AVAILABLE RECORDS ▸
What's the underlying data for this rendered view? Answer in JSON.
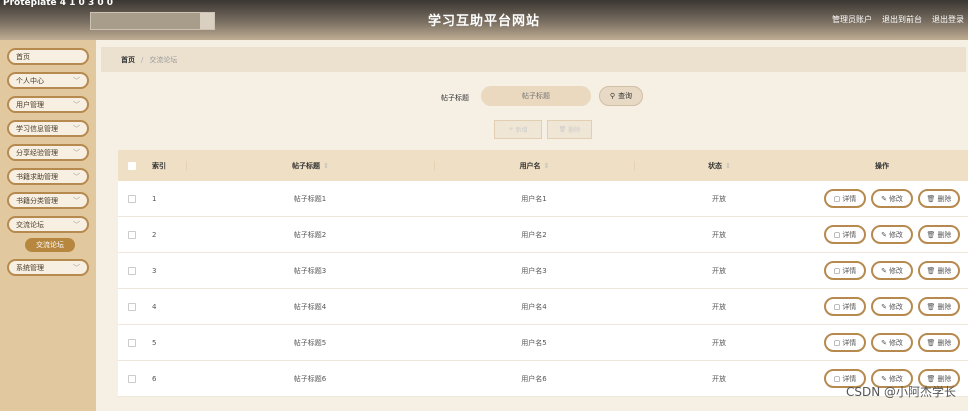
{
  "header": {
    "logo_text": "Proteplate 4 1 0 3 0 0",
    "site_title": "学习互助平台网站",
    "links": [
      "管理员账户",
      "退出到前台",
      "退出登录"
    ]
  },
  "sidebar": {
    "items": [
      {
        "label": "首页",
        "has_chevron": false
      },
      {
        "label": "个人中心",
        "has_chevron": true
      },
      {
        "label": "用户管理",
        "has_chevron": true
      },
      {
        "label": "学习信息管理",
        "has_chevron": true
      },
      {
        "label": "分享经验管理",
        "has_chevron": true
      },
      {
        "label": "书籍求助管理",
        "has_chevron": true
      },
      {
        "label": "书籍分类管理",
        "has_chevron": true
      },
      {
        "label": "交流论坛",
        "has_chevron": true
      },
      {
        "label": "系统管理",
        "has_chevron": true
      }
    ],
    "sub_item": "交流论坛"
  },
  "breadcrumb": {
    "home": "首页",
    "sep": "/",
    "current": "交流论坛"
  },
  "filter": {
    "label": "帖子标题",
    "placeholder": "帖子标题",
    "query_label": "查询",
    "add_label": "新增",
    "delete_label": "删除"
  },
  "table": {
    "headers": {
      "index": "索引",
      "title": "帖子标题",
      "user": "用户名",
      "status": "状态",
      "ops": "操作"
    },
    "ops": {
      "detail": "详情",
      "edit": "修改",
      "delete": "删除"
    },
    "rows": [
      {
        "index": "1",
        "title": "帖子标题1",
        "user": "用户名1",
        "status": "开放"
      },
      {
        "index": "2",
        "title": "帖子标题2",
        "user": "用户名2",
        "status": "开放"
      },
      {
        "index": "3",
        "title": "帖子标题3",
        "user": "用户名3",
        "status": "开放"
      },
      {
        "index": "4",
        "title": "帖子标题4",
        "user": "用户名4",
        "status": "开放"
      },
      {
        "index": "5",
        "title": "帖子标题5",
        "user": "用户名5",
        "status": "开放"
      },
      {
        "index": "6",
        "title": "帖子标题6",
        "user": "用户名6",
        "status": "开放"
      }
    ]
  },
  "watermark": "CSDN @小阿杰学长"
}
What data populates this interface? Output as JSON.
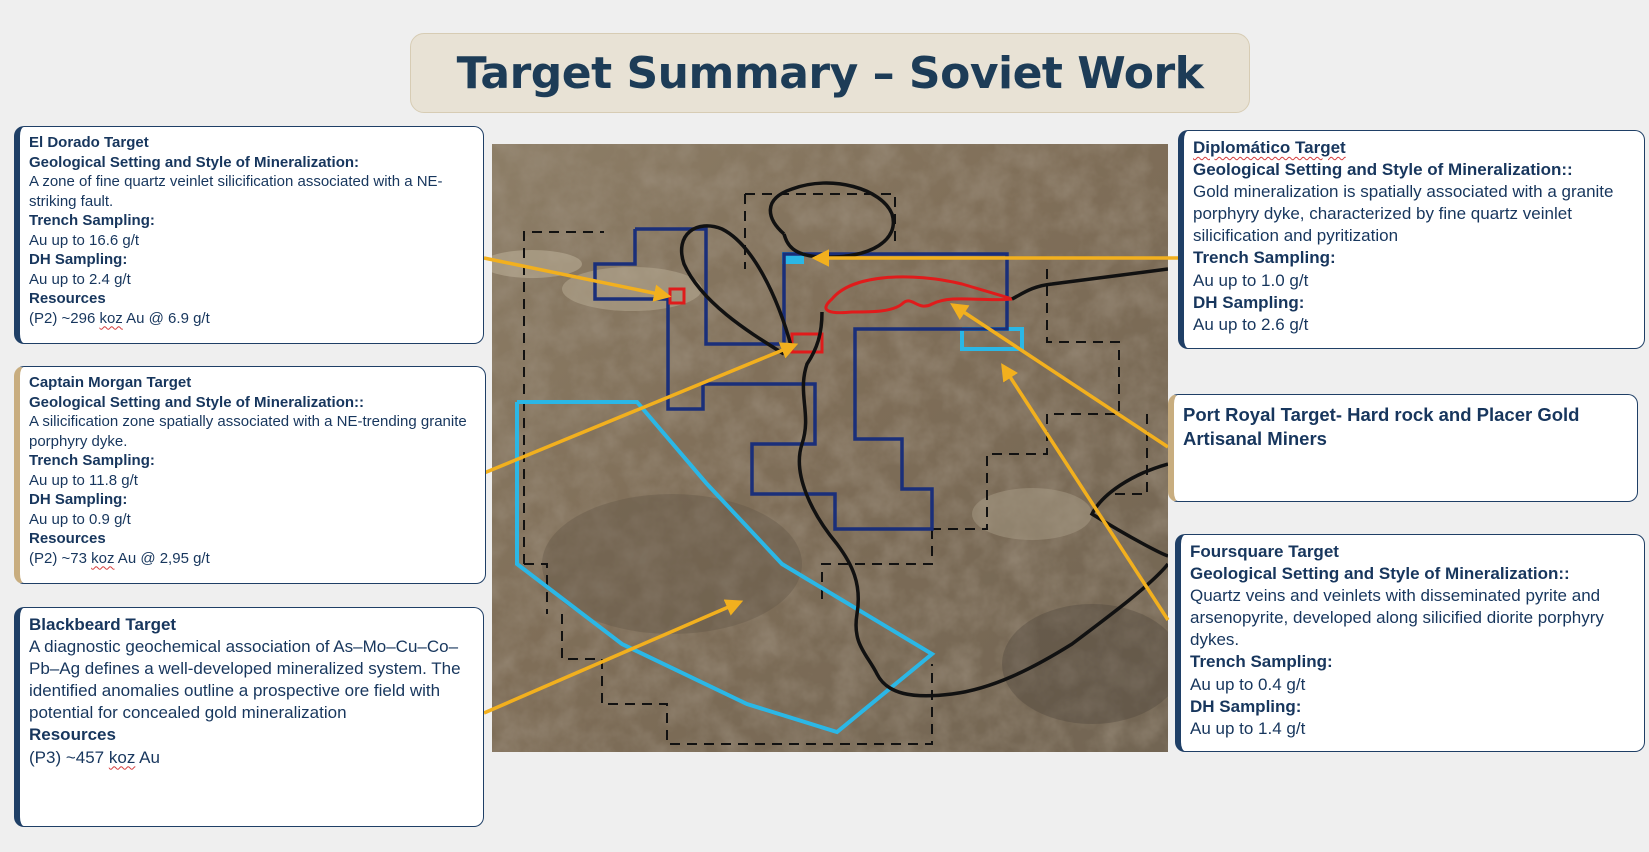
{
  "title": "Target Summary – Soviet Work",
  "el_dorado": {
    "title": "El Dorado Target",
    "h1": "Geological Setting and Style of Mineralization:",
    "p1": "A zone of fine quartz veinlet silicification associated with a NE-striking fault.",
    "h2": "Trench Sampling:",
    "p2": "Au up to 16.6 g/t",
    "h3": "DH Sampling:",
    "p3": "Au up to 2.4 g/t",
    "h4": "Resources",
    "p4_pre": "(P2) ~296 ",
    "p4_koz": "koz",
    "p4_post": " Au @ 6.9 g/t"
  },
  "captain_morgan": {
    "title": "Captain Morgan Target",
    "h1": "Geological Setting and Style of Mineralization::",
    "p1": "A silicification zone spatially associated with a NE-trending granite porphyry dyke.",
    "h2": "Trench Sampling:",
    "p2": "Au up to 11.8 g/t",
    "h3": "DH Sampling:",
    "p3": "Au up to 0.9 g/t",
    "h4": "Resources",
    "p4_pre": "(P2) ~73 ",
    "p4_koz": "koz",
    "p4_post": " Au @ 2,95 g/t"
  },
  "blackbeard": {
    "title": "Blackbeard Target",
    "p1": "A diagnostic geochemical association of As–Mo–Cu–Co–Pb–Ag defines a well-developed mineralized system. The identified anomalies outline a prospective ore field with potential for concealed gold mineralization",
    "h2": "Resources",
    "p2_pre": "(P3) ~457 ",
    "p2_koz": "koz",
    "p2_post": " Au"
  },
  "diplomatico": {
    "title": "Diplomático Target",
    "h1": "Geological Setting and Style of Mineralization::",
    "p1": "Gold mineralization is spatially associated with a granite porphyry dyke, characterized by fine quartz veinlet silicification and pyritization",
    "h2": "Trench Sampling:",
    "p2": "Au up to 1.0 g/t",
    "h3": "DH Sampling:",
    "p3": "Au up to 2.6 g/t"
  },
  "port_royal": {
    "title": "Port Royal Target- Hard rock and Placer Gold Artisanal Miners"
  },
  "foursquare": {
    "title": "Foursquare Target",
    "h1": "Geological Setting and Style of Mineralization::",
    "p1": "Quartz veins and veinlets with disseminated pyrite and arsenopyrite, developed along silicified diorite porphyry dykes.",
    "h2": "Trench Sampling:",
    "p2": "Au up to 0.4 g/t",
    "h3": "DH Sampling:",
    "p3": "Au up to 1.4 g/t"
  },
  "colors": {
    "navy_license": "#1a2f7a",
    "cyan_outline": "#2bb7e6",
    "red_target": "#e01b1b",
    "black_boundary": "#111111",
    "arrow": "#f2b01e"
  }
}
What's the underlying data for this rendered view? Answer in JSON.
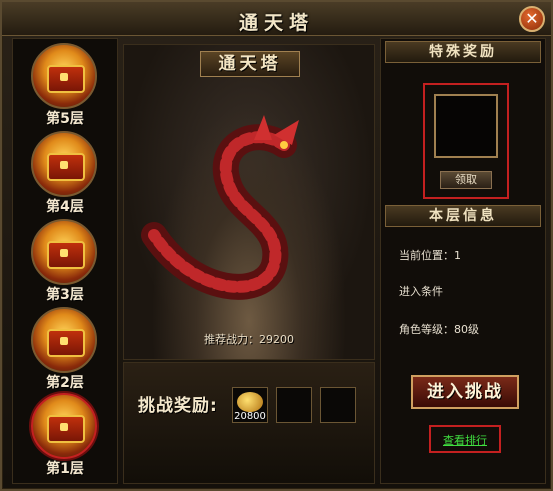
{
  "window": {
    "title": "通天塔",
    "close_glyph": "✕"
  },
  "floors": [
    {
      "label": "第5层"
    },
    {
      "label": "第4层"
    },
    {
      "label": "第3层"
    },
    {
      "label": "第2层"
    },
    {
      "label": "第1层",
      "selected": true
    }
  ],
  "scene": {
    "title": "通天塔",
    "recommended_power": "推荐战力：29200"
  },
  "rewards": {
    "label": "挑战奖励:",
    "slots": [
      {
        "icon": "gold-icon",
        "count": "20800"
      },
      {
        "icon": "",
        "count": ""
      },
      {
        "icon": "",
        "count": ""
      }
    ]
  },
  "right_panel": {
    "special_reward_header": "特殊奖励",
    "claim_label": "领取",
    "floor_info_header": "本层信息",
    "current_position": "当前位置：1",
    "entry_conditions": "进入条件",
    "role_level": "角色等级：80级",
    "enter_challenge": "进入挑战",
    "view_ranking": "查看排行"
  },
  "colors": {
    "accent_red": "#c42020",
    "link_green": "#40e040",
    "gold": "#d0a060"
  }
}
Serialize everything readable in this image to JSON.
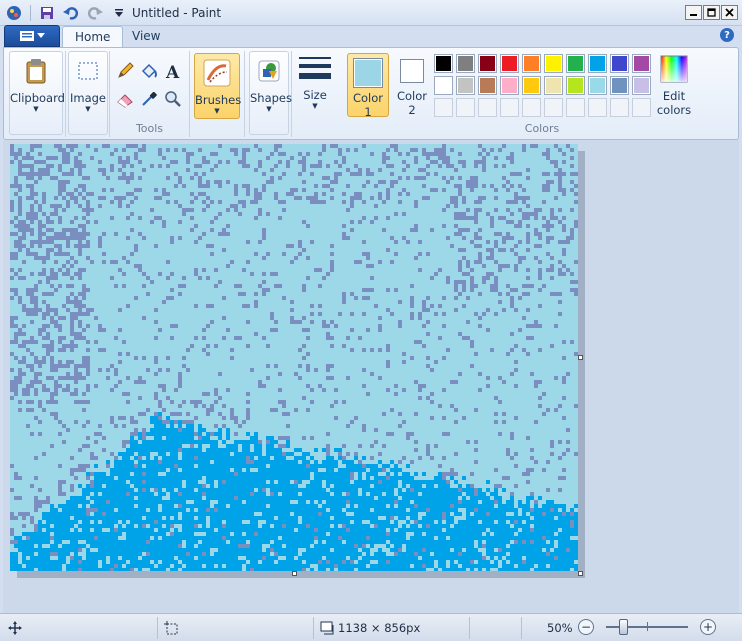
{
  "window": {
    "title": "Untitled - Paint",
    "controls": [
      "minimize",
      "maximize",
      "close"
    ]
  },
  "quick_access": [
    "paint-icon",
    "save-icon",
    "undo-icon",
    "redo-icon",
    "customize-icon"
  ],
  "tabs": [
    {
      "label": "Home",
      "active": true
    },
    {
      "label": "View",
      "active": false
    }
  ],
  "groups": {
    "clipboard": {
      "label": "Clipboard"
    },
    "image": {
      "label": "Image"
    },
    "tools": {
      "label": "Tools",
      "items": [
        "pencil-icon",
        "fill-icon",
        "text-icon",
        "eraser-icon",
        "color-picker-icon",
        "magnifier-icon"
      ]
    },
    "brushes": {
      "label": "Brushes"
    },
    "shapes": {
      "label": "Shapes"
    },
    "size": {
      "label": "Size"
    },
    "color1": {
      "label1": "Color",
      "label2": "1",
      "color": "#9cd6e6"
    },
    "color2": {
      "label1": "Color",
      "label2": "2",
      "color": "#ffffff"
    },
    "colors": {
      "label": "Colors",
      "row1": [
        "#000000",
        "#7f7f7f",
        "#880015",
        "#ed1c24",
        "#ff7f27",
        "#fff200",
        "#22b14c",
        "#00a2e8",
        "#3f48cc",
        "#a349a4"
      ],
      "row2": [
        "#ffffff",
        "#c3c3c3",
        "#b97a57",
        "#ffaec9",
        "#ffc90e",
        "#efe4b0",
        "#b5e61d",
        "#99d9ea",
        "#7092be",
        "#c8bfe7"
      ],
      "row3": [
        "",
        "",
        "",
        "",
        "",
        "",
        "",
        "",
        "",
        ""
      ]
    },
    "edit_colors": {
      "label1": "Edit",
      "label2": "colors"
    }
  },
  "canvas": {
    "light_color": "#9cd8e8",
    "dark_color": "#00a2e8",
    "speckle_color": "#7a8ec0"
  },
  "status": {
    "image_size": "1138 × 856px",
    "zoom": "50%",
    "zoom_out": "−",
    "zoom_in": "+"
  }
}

BRIEF ▸ All of the entries above should be copied exactly, except for the pictures.

WRITTEN RESPONSE ▸
What's the underlying data for this rendered view? Answer in JSON.
{
  "header": {
    "logo_text": "Proteplate 4 1 0 3 0 0",
    "site_title": "学习互助平台网站",
    "links": [
      "管理员账户",
      "退出到前台",
      "退出登录"
    ]
  },
  "sidebar": {
    "items": [
      {
        "label": "首页",
        "has_chevron": false
      },
      {
        "label": "个人中心",
        "has_chevron": true
      },
      {
        "label": "用户管理",
        "has_chevron": true
      },
      {
        "label": "学习信息管理",
        "has_chevron": true
      },
      {
        "label": "分享经验管理",
        "has_chevron": true
      },
      {
        "label": "书籍求助管理",
        "has_chevron": true
      },
      {
        "label": "书籍分类管理",
        "has_chevron": true
      },
      {
        "label": "交流论坛",
        "has_chevron": true
      },
      {
        "label": "系统管理",
        "has_chevron": true
      }
    ],
    "sub_item": "交流论坛"
  },
  "breadcrumb": {
    "home": "首页",
    "sep": "/",
    "current": "交流论坛"
  },
  "filter": {
    "label": "帖子标题",
    "placeholder": "帖子标题",
    "query_label": "查询",
    "add_label": "新增",
    "delete_label": "删除"
  },
  "table": {
    "headers": {
      "index": "索引",
      "title": "帖子标题",
      "user": "用户名",
      "status": "状态",
      "ops": "操作"
    },
    "ops": {
      "detail": "详情",
      "edit": "修改",
      "delete": "删除"
    },
    "rows": [
      {
        "index": "1",
        "title": "帖子标题1",
        "user": "用户名1",
        "status": "开放"
      },
      {
        "index": "2",
        "title": "帖子标题2",
        "user": "用户名2",
        "status": "开放"
      },
      {
        "index": "3",
        "title": "帖子标题3",
        "user": "用户名3",
        "status": "开放"
      },
      {
        "index": "4",
        "title": "帖子标题4",
        "user": "用户名4",
        "status": "开放"
      },
      {
        "index": "5",
        "title": "帖子标题5",
        "user": "用户名5",
        "status": "开放"
      },
      {
        "index": "6",
        "title": "帖子标题6",
        "user": "用户名6",
        "status": "开放"
      }
    ]
  },
  "watermark": "CSDN @小阿杰学长"
}
What data populates this interface? Output as JSON.
{
  "title": "Target Summary – Soviet Work",
  "el_dorado": {
    "title": "El Dorado Target",
    "h1": "Geological Setting and Style of Mineralization:",
    "p1": "A zone of fine quartz veinlet silicification associated with a NE-striking fault.",
    "h2": "Trench Sampling:",
    "p2": "Au up to 16.6 g/t",
    "h3": "DH Sampling:",
    "p3": "Au up to 2.4 g/t",
    "h4": "Resources",
    "p4_pre": "(P2) ~296 ",
    "p4_koz": "koz",
    "p4_post": " Au @ 6.9 g/t"
  },
  "captain_morgan": {
    "title": "Captain Morgan Target",
    "h1": "Geological Setting and Style of Mineralization::",
    "p1": "A silicification zone spatially associated with a NE-trending granite porphyry dyke.",
    "h2": "Trench Sampling:",
    "p2": "Au up to 11.8 g/t",
    "h3": "DH Sampling:",
    "p3": "Au up to 0.9 g/t",
    "h4": "Resources",
    "p4_pre": "(P2) ~73 ",
    "p4_koz": "koz",
    "p4_post": " Au @ 2,95 g/t"
  },
  "blackbeard": {
    "title": "Blackbeard Target",
    "p1": "A diagnostic geochemical association of As–Mo–Cu–Co–Pb–Ag defines a well-developed mineralized system. The identified anomalies outline a prospective ore field with potential for concealed gold mineralization",
    "h2": "Resources",
    "p2_pre": "(P3) ~457 ",
    "p2_koz": "koz",
    "p2_post": " Au"
  },
  "diplomatico": {
    "title": "Diplomático Target",
    "h1": "Geological Setting and Style of Mineralization::",
    "p1": "Gold mineralization is spatially associated with a granite porphyry dyke, characterized by fine quartz veinlet silicification and pyritization",
    "h2": "Trench Sampling:",
    "p2": "Au up to 1.0 g/t",
    "h3": "DH Sampling:",
    "p3": "Au up to 2.6 g/t"
  },
  "port_royal": {
    "title": "Port Royal Target- Hard rock and Placer Gold Artisanal Miners"
  },
  "foursquare": {
    "title": "Foursquare Target",
    "h1": "Geological Setting and Style of Mineralization::",
    "p1": "Quartz veins and veinlets with disseminated pyrite and arsenopyrite, developed along silicified diorite porphyry dykes.",
    "h2": "Trench Sampling:",
    "p2": "Au up to 0.4 g/t",
    "h3": "DH Sampling:",
    "p3": "Au up to 1.4 g/t"
  },
  "colors": {
    "navy_license": "#1a2f7a",
    "cyan_outline": "#2bb7e6",
    "red_target": "#e01b1b",
    "black_boundary": "#111111",
    "arrow": "#f2b01e"
  }
}
What's the underlying data for this rendered view? Answer in JSON.
{
  "window": {
    "title": "通天塔",
    "close_glyph": "✕"
  },
  "floors": [
    {
      "label": "第5层"
    },
    {
      "label": "第4层"
    },
    {
      "label": "第3层"
    },
    {
      "label": "第2层"
    },
    {
      "label": "第1层",
      "selected": true
    }
  ],
  "scene": {
    "title": "通天塔",
    "recommended_power": "推荐战力：29200"
  },
  "rewards": {
    "label": "挑战奖励:",
    "slots": [
      {
        "icon": "gold-icon",
        "count": "20800"
      },
      {
        "icon": "",
        "count": ""
      },
      {
        "icon": "",
        "count": ""
      }
    ]
  },
  "right_panel": {
    "special_reward_header": "特殊奖励",
    "claim_label": "领取",
    "floor_info_header": "本层信息",
    "current_position": "当前位置：1",
    "entry_conditions": "进入条件",
    "role_level": "角色等级：80级",
    "enter_challenge": "进入挑战",
    "view_ranking": "查看排行"
  },
  "colors": {
    "accent_red": "#c42020",
    "link_green": "#40e040",
    "gold": "#d0a060"
  }
}
Serialize everything readable in this image to JSON.
{
  "window": {
    "title": "Untitled - Paint",
    "controls": [
      "minimize",
      "maximize",
      "close"
    ]
  },
  "quick_access": [
    "paint-icon",
    "save-icon",
    "undo-icon",
    "redo-icon",
    "customize-icon"
  ],
  "tabs": [
    {
      "label": "Home",
      "active": true
    },
    {
      "label": "View",
      "active": false
    }
  ],
  "groups": {
    "clipboard": {
      "label": "Clipboard"
    },
    "image": {
      "label": "Image"
    },
    "tools": {
      "label": "Tools",
      "items": [
        "pencil-icon",
        "fill-icon",
        "text-icon",
        "eraser-icon",
        "color-picker-icon",
        "magnifier-icon"
      ]
    },
    "brushes": {
      "label": "Brushes"
    },
    "shapes": {
      "label": "Shapes"
    },
    "size": {
      "label": "Size"
    },
    "color1": {
      "label1": "Color",
      "label2": "1",
      "color": "#9cd6e6"
    },
    "color2": {
      "label1": "Color",
      "label2": "2",
      "color": "#ffffff"
    },
    "colors": {
      "label": "Colors",
      "row1": [
        "#000000",
        "#7f7f7f",
        "#880015",
        "#ed1c24",
        "#ff7f27",
        "#fff200",
        "#22b14c",
        "#00a2e8",
        "#3f48cc",
        "#a349a4"
      ],
      "row2": [
        "#ffffff",
        "#c3c3c3",
        "#b97a57",
        "#ffaec9",
        "#ffc90e",
        "#efe4b0",
        "#b5e61d",
        "#99d9ea",
        "#7092be",
        "#c8bfe7"
      ],
      "row3": [
        "",
        "",
        "",
        "",
        "",
        "",
        "",
        "",
        "",
        ""
      ]
    },
    "edit_colors": {
      "label1": "Edit",
      "label2": "colors"
    }
  },
  "canvas": {
    "light_color": "#9cd8e8",
    "dark_color": "#00a2e8",
    "speckle_color": "#7a8ec0"
  },
  "status": {
    "image_size": "1138 × 856px",
    "zoom": "50%",
    "zoom_out": "−",
    "zoom_in": "+"
  }
}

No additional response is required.